STATED TASK: Extract every line that includes the string "text".

DATASET RECORDS:
--------------------------------------------------

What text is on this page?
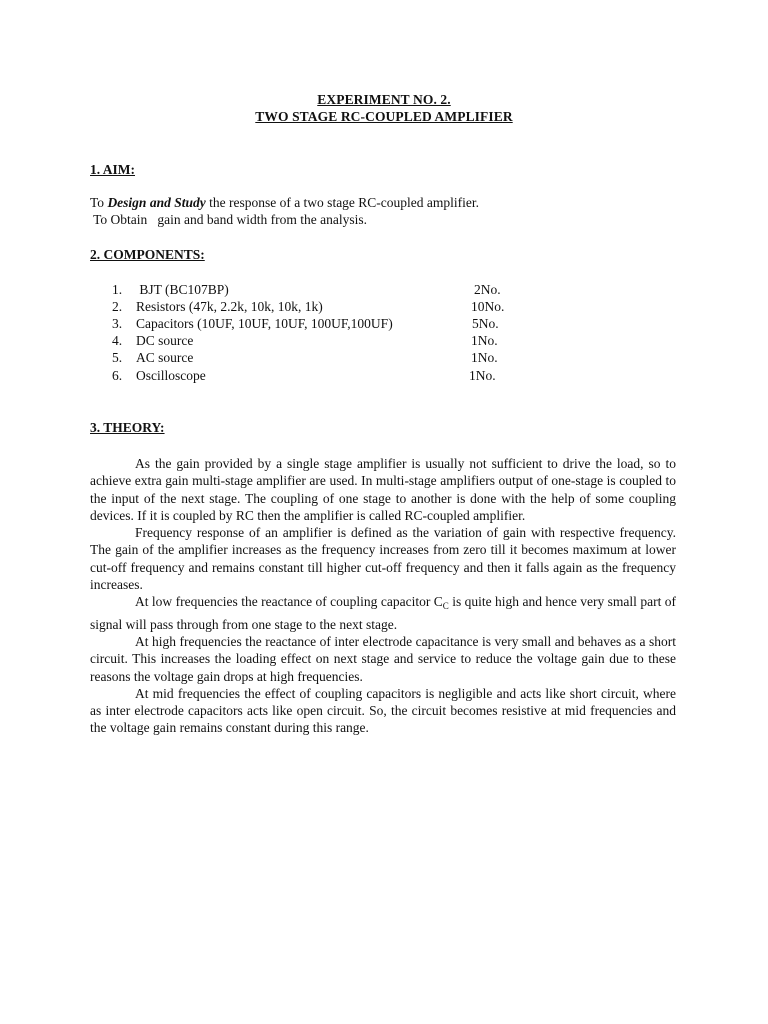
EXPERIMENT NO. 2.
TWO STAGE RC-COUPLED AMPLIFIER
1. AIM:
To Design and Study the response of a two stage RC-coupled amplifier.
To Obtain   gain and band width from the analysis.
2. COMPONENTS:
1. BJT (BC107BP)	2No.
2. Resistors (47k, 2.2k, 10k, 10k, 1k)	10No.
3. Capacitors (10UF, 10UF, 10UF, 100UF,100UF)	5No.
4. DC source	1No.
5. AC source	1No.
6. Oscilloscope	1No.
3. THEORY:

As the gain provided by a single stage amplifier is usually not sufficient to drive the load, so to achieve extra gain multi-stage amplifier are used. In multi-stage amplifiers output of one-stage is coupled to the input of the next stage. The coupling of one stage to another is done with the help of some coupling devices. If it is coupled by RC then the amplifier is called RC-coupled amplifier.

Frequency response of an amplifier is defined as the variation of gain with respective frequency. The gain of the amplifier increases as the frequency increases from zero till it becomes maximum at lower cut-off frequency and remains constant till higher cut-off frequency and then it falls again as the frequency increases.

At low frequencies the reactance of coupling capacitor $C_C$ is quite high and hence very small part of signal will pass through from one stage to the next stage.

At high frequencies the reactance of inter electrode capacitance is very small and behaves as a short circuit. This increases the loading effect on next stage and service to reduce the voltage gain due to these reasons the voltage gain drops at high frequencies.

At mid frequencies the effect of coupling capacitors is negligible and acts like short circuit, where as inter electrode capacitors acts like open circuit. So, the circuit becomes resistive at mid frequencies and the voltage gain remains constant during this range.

--------------------------------------------------

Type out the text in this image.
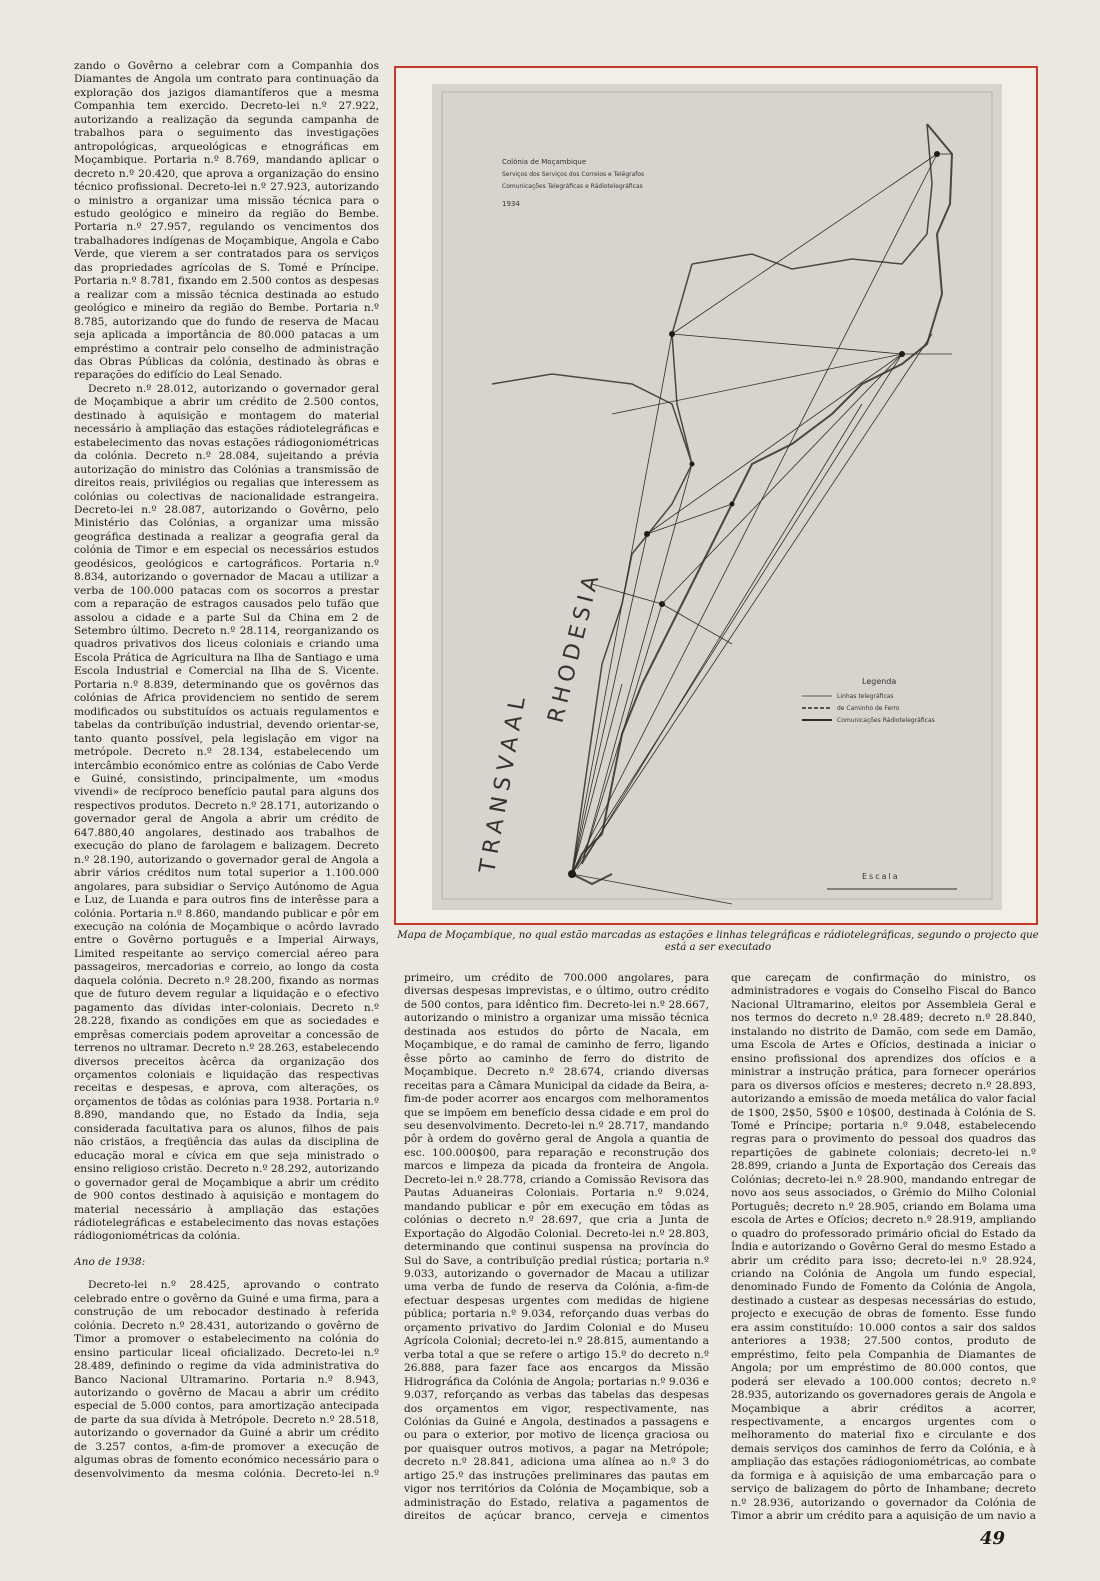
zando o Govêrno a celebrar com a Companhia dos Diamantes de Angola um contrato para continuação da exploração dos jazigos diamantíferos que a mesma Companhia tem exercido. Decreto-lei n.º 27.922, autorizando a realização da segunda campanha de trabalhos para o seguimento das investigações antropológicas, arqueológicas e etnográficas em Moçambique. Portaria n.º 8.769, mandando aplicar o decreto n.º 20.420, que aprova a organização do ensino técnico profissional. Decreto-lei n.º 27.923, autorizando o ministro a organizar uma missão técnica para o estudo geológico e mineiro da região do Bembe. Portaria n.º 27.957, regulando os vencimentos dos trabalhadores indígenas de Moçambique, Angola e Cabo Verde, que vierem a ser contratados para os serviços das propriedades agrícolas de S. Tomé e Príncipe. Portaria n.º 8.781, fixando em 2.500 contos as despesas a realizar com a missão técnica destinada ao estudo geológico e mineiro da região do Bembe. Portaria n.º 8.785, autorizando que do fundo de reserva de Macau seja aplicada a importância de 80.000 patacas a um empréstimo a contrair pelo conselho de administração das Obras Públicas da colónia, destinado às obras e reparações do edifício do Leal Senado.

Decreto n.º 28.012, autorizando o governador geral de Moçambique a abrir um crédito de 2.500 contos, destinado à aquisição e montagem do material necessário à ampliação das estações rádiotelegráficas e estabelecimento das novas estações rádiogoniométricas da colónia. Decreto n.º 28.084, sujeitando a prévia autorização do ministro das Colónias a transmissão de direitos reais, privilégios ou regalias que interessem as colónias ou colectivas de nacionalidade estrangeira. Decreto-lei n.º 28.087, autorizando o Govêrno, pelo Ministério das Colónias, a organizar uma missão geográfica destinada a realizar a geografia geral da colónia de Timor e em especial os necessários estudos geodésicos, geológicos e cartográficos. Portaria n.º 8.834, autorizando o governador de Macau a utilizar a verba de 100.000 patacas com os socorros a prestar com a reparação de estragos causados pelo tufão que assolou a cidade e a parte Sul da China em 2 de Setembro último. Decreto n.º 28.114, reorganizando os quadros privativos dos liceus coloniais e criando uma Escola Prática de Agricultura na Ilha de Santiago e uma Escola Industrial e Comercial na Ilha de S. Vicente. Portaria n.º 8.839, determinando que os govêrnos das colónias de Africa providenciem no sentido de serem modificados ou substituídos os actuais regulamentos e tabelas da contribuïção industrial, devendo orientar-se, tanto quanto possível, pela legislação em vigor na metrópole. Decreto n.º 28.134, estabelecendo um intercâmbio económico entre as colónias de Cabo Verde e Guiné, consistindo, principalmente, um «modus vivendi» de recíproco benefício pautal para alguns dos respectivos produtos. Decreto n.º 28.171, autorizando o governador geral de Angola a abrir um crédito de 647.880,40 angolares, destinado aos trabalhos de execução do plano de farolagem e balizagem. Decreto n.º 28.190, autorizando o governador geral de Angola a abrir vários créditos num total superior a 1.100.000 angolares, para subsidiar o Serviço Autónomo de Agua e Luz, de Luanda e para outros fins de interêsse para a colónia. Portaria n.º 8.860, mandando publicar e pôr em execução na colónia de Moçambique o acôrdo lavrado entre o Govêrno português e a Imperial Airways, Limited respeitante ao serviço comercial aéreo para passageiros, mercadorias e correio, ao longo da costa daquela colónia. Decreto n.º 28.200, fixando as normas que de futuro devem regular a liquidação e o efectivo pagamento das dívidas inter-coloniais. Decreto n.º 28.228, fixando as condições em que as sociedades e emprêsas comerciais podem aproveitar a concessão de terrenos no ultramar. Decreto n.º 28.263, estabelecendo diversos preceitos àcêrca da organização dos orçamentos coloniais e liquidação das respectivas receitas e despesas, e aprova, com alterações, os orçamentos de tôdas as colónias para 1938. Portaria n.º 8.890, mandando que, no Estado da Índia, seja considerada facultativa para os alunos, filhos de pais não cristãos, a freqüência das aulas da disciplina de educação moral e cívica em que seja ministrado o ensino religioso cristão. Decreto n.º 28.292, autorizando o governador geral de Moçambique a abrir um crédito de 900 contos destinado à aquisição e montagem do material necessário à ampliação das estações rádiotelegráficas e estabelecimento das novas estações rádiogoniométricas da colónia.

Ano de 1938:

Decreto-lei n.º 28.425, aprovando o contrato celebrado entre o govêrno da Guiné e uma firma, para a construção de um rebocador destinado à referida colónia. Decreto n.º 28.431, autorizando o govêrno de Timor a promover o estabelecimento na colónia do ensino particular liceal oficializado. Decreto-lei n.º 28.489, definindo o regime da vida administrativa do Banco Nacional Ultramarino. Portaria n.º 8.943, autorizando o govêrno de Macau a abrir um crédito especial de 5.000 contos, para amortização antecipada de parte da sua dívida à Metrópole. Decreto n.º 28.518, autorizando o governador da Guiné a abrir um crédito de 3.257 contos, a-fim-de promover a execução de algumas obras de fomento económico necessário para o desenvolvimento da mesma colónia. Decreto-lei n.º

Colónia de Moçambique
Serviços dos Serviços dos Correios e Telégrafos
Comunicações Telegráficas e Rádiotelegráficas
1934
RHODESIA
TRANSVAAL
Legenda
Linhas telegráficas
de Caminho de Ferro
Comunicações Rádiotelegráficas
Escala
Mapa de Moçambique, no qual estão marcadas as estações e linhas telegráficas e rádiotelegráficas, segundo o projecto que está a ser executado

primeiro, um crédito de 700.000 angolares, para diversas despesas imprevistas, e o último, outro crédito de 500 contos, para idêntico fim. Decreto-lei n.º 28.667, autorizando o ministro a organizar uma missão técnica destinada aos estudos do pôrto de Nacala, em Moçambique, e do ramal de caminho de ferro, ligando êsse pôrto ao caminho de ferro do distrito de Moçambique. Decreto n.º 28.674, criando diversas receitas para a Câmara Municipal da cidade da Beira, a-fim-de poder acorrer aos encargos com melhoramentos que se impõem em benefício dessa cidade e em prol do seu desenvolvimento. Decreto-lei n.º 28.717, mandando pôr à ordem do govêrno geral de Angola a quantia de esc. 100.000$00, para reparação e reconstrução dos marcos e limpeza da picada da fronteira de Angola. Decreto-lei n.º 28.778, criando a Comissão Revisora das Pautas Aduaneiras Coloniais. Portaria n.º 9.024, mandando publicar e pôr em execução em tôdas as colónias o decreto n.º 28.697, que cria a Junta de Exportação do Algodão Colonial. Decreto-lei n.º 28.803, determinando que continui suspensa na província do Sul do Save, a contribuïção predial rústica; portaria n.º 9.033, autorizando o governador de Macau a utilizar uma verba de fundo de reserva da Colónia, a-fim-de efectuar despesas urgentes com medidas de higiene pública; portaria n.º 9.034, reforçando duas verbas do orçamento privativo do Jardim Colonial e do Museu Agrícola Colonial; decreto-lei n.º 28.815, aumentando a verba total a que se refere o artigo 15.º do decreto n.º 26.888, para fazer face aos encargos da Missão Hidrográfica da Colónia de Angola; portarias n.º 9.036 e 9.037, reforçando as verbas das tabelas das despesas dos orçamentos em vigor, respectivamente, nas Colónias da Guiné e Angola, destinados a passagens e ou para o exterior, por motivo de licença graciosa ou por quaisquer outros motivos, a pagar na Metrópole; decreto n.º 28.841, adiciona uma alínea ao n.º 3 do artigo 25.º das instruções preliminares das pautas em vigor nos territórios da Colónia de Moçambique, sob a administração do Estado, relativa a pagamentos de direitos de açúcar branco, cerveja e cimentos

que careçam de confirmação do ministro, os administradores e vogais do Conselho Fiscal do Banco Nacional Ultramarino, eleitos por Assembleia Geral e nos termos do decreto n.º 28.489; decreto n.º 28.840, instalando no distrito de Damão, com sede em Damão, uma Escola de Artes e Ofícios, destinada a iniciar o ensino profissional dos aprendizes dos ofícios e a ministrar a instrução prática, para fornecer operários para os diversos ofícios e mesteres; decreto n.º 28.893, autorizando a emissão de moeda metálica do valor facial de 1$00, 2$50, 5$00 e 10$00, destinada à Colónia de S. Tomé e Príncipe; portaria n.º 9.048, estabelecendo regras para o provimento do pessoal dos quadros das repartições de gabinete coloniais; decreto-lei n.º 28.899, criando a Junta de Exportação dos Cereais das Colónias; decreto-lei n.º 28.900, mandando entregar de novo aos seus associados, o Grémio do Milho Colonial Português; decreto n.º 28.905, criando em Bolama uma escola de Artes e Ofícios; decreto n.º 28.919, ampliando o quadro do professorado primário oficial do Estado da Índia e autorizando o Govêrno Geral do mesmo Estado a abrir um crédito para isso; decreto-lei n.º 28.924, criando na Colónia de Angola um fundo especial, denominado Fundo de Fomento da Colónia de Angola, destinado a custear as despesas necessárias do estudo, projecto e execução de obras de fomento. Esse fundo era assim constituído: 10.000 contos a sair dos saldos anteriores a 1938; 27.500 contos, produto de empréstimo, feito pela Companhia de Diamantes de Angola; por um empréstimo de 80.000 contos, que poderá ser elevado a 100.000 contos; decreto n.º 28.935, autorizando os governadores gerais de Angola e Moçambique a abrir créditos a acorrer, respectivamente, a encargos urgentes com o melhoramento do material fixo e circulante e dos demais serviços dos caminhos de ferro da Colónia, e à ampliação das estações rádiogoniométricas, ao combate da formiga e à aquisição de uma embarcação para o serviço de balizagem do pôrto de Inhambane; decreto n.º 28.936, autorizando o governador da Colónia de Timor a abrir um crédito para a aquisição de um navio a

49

--------------------------------------------------

CORRECT ANSWER:
What text is on this page?
Type out the text in this image.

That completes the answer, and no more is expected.